▶ **Stated goal**: Go through the listing below and gather every line with the word "Potential".

━━━ Information shown ━━━

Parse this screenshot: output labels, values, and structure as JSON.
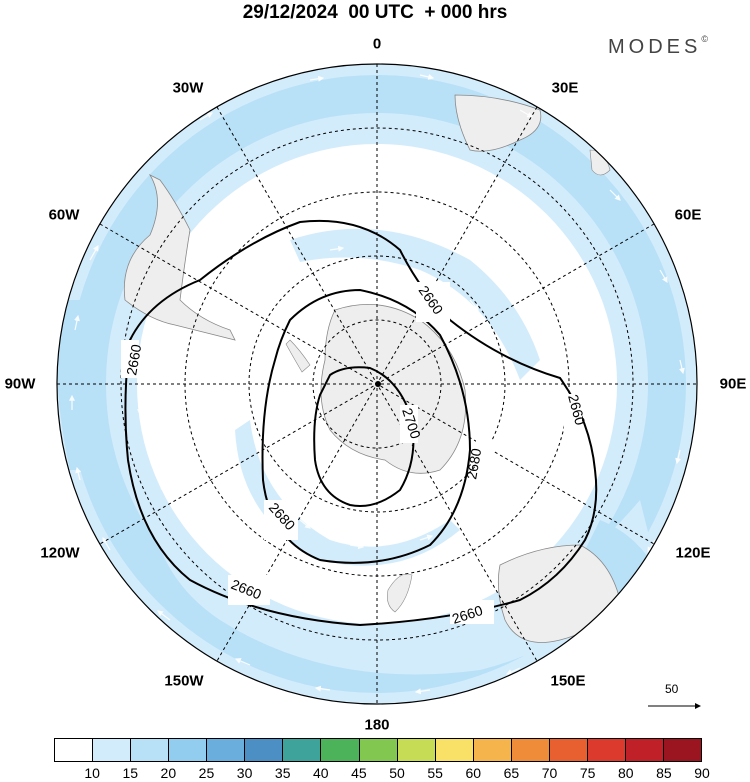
{
  "title": "29/12/2024  00 UTC  + 000 hrs",
  "brand": "MODES",
  "brand_mark": "©",
  "longitude_labels": {
    "n": "0",
    "e30": "30E",
    "e60": "60E",
    "e90": "90E",
    "e120": "120E",
    "e150": "150E",
    "s": "180",
    "w150": "150W",
    "w120": "120W",
    "w90": "90W",
    "w60": "60W",
    "w30": "30W"
  },
  "contour_labels": [
    "2660",
    "2660",
    "2660",
    "2660",
    "2660",
    "2680",
    "2680",
    "2700"
  ],
  "reference_vector_label": "50",
  "colorbar": {
    "colors": [
      "#ffffff",
      "#d3ecfb",
      "#b8e1f8",
      "#92cdf0",
      "#6aaedd",
      "#4b8fc4",
      "#3ea39a",
      "#4cb35b",
      "#82c750",
      "#c6dc55",
      "#f8e166",
      "#f6b44d",
      "#ef8c39",
      "#e8602f",
      "#db3a2c",
      "#c02028",
      "#9b1520"
    ],
    "ticks": [
      "10",
      "15",
      "20",
      "25",
      "30",
      "35",
      "40",
      "45",
      "50",
      "55",
      "60",
      "65",
      "70",
      "75",
      "80",
      "85",
      "90"
    ]
  }
}
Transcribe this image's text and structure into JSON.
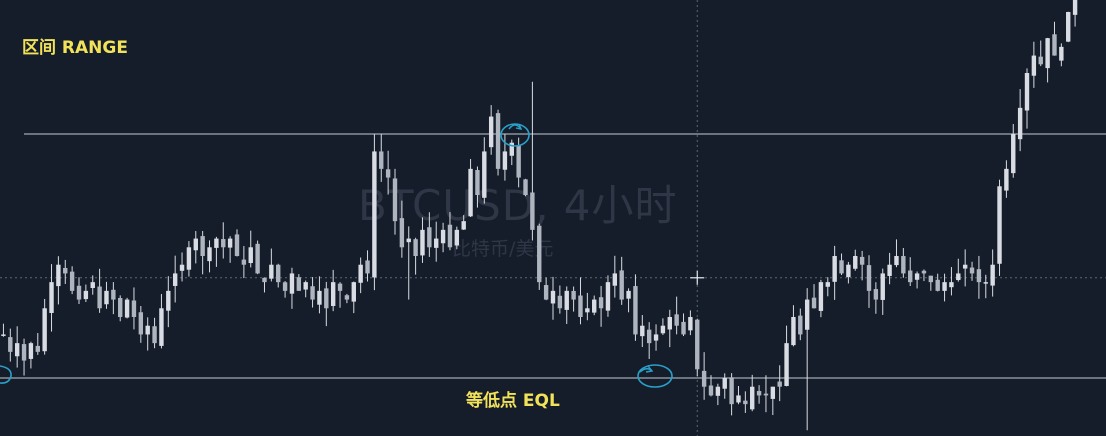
{
  "watermark": {
    "symbol": "BTCUSD, 4小时",
    "description": "比特币/美元"
  },
  "labels": {
    "range": "区间 RANGE",
    "eql": "等低点 EQL"
  },
  "colors": {
    "background": "#151c2a",
    "candle": "#d9dde3",
    "levels": "#c3ccd6",
    "labels": "#f2e25a",
    "annotation_circle": "#2aa0c8",
    "crosshair": "#5d6675"
  },
  "chart_data": {
    "type": "candlestick",
    "symbol": "BTCUSD",
    "timeframe": "4小时",
    "grid": false,
    "price_axis_visible": false,
    "levels": [
      {
        "name": "区间 RANGE",
        "kind": "range high",
        "y": 26
      },
      {
        "name": "等低点 EQL",
        "kind": "equal lows",
        "y": -2
      }
    ],
    "crosshair": {
      "x": 101,
      "y": 9.5
    },
    "series": [
      {
        "name": "price",
        "values": [
          3,
          1,
          2,
          0,
          2,
          1,
          6,
          9,
          11,
          10,
          8,
          7,
          8,
          9,
          6,
          8,
          7,
          5,
          7,
          5,
          3,
          4,
          2,
          6,
          8,
          10,
          11,
          13,
          14,
          12,
          13,
          14,
          13,
          14,
          12,
          11,
          13,
          10,
          9,
          11,
          9,
          8,
          10,
          8,
          9,
          7,
          8,
          6,
          9,
          8,
          7,
          9,
          11,
          10,
          24,
          22,
          21,
          16,
          13,
          14,
          12,
          15,
          13,
          14,
          15,
          13,
          15,
          16,
          22,
          19,
          24,
          28,
          22,
          24,
          25,
          21,
          19,
          15,
          9,
          7,
          8,
          6,
          8,
          7,
          5,
          6,
          7,
          6,
          9,
          10,
          7,
          8,
          3,
          4,
          2,
          3,
          4,
          5,
          4,
          3,
          5,
          -1,
          -3,
          -4,
          -3,
          -2,
          -5,
          -4,
          -5,
          -3,
          -4,
          -4,
          -3,
          -3,
          2,
          5,
          3,
          7,
          6,
          9,
          9,
          12,
          10,
          11,
          12,
          11,
          8,
          7,
          10,
          11,
          12,
          10,
          9,
          10,
          10,
          9,
          8,
          9,
          9,
          10,
          11,
          10,
          9,
          9,
          11,
          20,
          22,
          26,
          29,
          33,
          35,
          34,
          37,
          35,
          36,
          40,
          46,
          45,
          47,
          49,
          52
        ]
      }
    ]
  }
}
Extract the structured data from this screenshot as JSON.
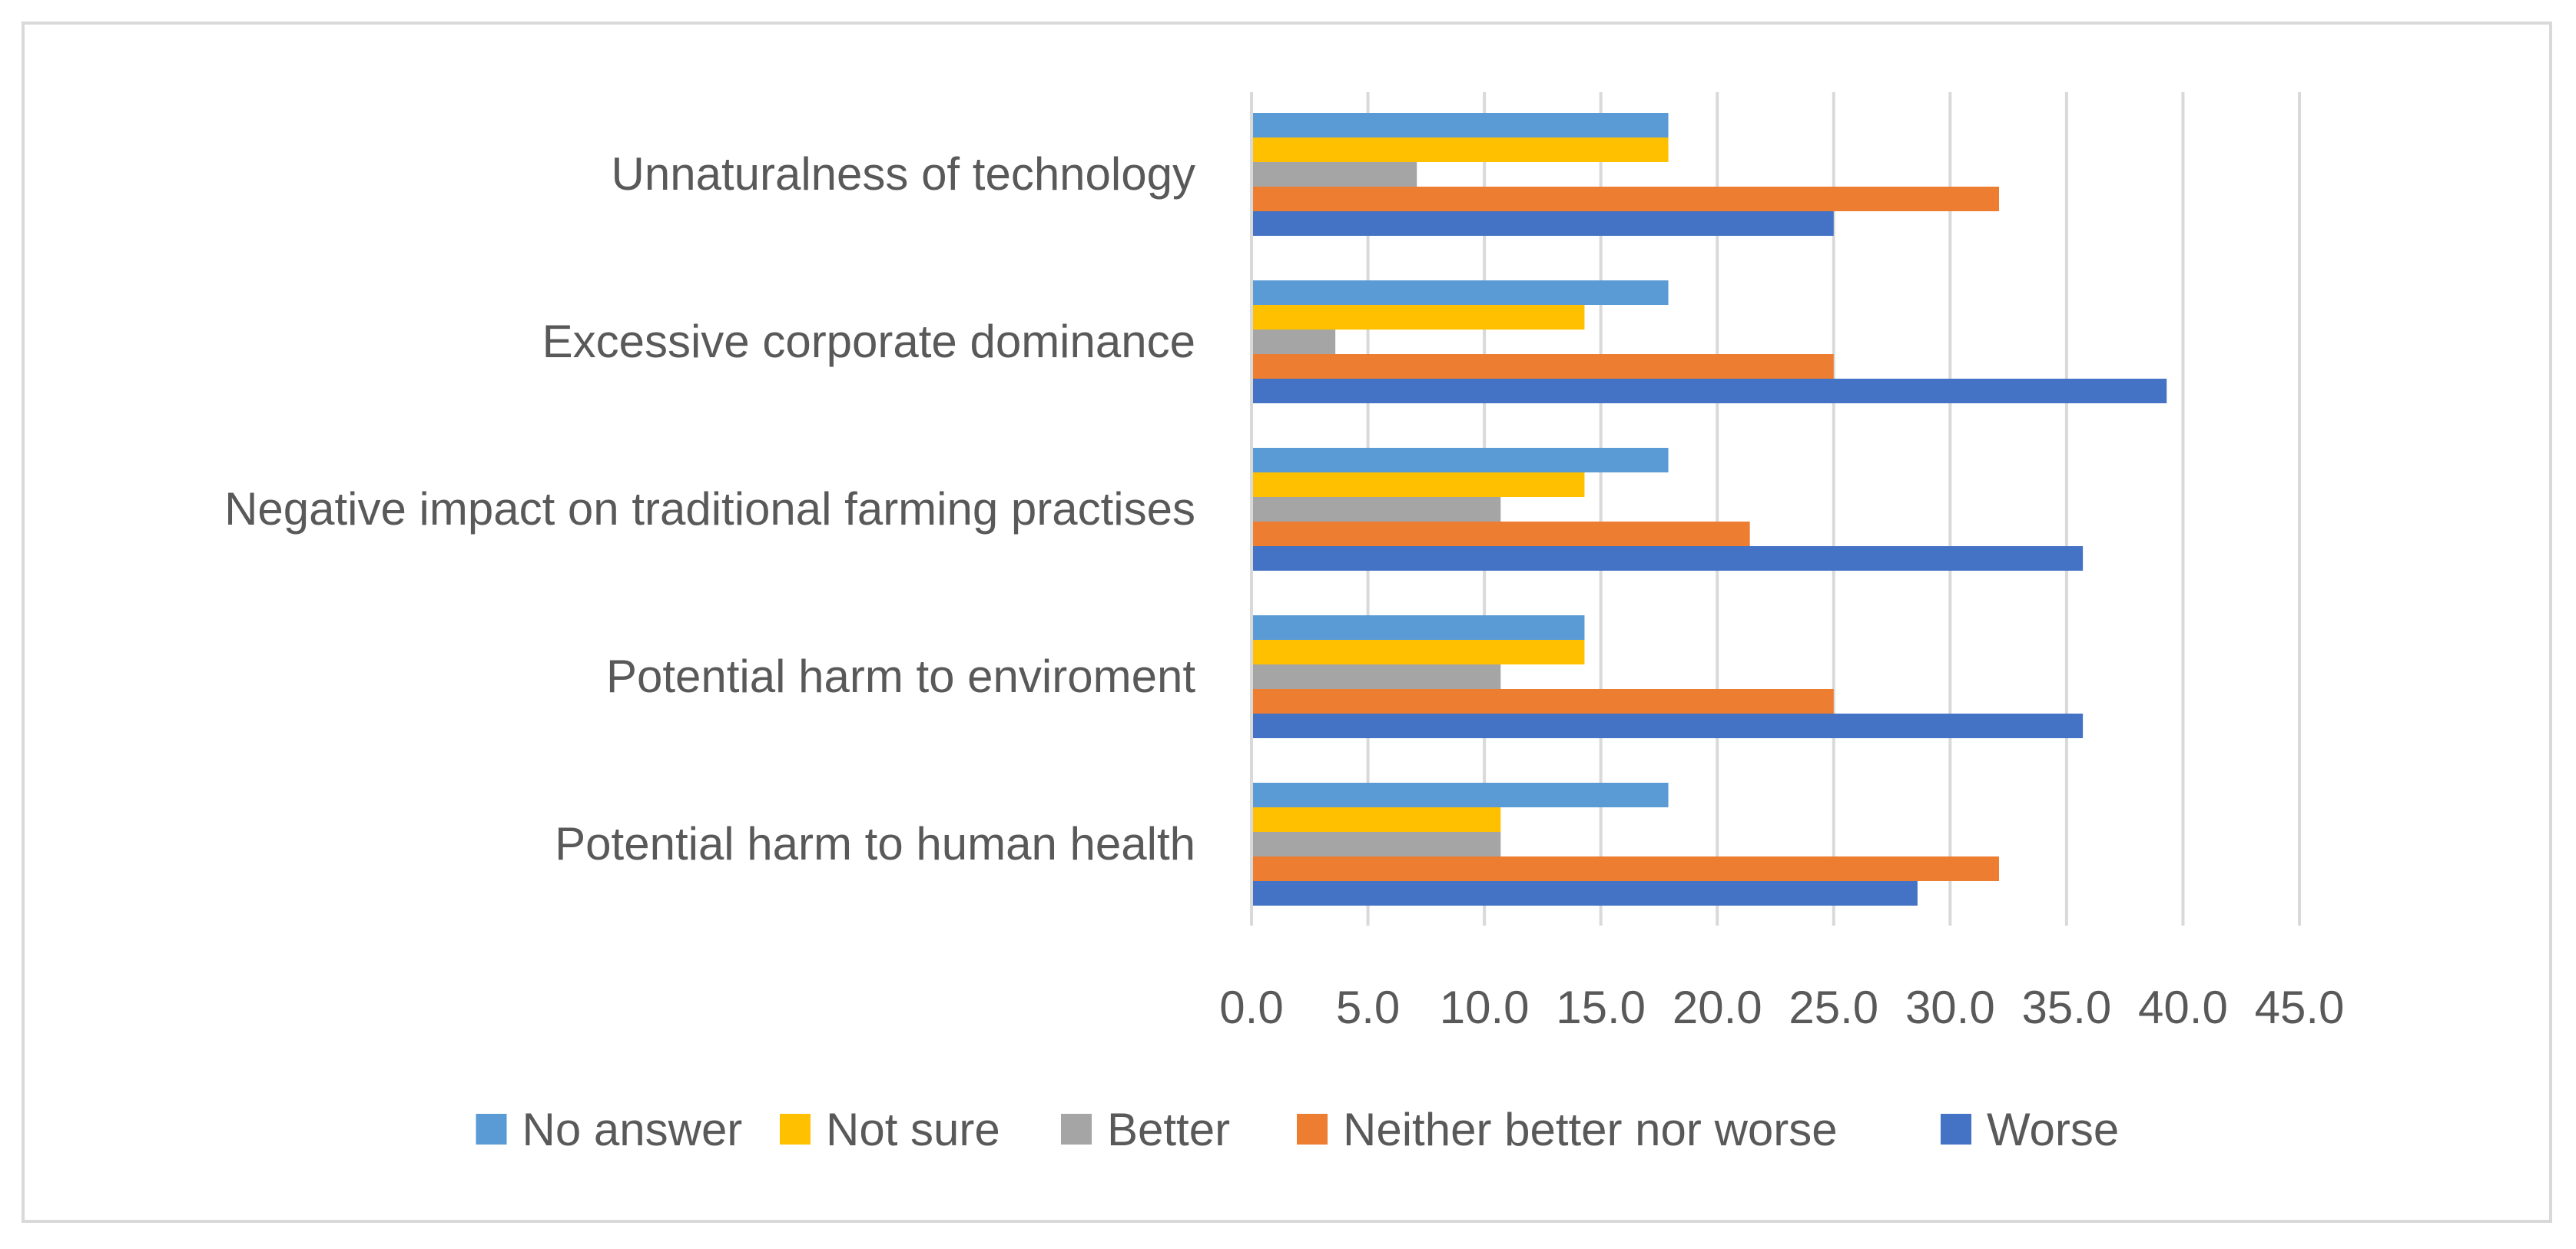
{
  "chart_data": {
    "type": "bar",
    "orientation": "horizontal",
    "title": "",
    "xlabel": "",
    "ylabel": "",
    "xlim": [
      0,
      45
    ],
    "tick_step": 5,
    "tick_labels": [
      "0.0",
      "5.0",
      "10.0",
      "15.0",
      "20.0",
      "25.0",
      "30.0",
      "35.0",
      "40.0",
      "45.0"
    ],
    "grid": true,
    "legend_position": "bottom",
    "categories": [
      "Unnaturalness of technology",
      "Excessive corporate dominance",
      "Negative impact on traditional farming practises",
      "Potential harm to enviroment",
      "Potential harm to human health"
    ],
    "series": [
      {
        "name": "No answer",
        "color": "#5B9BD5",
        "values": [
          17.9,
          17.9,
          17.9,
          14.3,
          17.9
        ]
      },
      {
        "name": "Not sure",
        "color": "#FFC000",
        "values": [
          17.9,
          14.3,
          14.3,
          14.3,
          10.7
        ]
      },
      {
        "name": "Better",
        "color": "#A5A5A5",
        "values": [
          7.1,
          3.6,
          10.7,
          10.7,
          10.7
        ]
      },
      {
        "name": "Neither better nor worse",
        "color": "#ED7D31",
        "values": [
          32.1,
          25.0,
          21.4,
          25.0,
          32.1
        ]
      },
      {
        "name": "Worse",
        "color": "#4472C4",
        "values": [
          25.0,
          39.3,
          35.7,
          35.7,
          28.6
        ]
      }
    ]
  },
  "colors": {
    "grid": "#d9d9d9",
    "text": "#595959",
    "border": "#d9d9d9"
  }
}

━━━

▶ **Full solution**:
      "Potential harm to enviroment",
      "Potential harm to human health"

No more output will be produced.